(Stored records)
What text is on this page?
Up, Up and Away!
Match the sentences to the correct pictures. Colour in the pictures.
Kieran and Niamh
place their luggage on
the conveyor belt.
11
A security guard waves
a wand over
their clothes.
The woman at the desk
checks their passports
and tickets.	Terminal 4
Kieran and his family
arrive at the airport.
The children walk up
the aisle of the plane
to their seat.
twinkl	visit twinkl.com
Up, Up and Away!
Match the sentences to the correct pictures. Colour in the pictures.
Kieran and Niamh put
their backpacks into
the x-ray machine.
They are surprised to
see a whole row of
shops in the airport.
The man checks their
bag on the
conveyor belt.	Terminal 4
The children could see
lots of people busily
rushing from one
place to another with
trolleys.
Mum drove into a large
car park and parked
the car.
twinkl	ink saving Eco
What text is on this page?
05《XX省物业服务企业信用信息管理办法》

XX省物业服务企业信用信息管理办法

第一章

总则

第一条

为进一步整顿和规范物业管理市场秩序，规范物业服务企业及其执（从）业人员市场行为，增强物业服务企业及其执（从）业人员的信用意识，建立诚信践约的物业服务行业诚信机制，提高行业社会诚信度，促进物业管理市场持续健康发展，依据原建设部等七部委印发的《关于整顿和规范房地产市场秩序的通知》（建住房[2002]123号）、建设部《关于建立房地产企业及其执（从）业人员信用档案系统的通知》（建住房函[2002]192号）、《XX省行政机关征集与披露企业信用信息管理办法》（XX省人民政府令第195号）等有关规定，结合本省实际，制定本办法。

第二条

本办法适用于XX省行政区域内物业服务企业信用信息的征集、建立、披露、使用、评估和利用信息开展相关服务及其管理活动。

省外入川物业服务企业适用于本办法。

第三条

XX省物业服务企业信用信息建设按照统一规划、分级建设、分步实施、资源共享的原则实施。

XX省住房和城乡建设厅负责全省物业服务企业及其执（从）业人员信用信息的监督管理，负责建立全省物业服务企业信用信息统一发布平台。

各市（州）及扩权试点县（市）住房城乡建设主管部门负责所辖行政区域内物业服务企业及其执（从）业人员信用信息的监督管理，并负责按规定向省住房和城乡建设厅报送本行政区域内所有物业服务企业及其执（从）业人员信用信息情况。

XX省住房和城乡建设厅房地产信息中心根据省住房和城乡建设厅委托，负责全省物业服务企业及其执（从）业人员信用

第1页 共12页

- WORK TO BE COMPLETED
Of the lines in the material, how many contain the word "twinkl"? Reply with the number and nothing else.

- RESPONSE TO THE EXERCISE
2